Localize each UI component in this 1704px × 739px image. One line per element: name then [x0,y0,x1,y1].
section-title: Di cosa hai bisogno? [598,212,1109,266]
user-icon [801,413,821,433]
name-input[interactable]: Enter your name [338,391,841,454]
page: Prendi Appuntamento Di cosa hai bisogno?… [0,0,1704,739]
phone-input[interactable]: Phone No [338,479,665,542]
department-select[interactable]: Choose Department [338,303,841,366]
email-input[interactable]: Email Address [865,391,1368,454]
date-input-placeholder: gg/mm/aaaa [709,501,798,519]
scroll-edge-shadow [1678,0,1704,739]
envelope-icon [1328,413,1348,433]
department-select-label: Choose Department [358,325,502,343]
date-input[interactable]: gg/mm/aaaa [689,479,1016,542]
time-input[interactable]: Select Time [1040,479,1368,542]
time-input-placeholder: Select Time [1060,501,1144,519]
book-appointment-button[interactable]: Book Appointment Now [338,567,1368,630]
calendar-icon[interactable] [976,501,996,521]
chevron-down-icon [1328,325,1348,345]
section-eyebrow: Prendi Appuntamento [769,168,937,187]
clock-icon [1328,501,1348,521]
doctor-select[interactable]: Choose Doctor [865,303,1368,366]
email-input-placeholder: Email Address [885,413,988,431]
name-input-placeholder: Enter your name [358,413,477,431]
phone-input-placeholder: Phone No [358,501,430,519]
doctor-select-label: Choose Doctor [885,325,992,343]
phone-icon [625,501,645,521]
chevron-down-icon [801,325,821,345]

Job:
Write out all of the lines above again, putting "Select Department" in place of "Choose Department" wherever it appears and leaving everything else the same.

Answer for this exercise:
Localize each UI component in this 1704px × 739px image. One line per element: name then [x0,y0,x1,y1].
section-title: Di cosa hai bisogno? [598,212,1109,266]
user-icon [801,413,821,433]
name-input[interactable]: Enter your name [338,391,841,454]
page: Prendi Appuntamento Di cosa hai bisogno?… [0,0,1704,739]
phone-input[interactable]: Phone No [338,479,665,542]
department-select[interactable]: Select Department [338,303,841,366]
email-input[interactable]: Email Address [865,391,1368,454]
date-input-placeholder: gg/mm/aaaa [709,501,798,519]
scroll-edge-shadow [1678,0,1704,739]
envelope-icon [1328,413,1348,433]
department-select-label: Select Department [358,325,502,343]
date-input[interactable]: gg/mm/aaaa [689,479,1016,542]
time-input[interactable]: Select Time [1040,479,1368,542]
time-input-placeholder: Select Time [1060,501,1144,519]
book-appointment-button[interactable]: Book Appointment Now [338,567,1368,630]
calendar-icon[interactable] [976,501,996,521]
chevron-down-icon [1328,325,1348,345]
section-eyebrow: Prendi Appuntamento [769,168,937,187]
clock-icon [1328,501,1348,521]
doctor-select[interactable]: Choose Doctor [865,303,1368,366]
email-input-placeholder: Email Address [885,413,988,431]
name-input-placeholder: Enter your name [358,413,477,431]
phone-input-placeholder: Phone No [358,501,430,519]
doctor-select-label: Choose Doctor [885,325,992,343]
phone-icon [625,501,645,521]
chevron-down-icon [801,325,821,345]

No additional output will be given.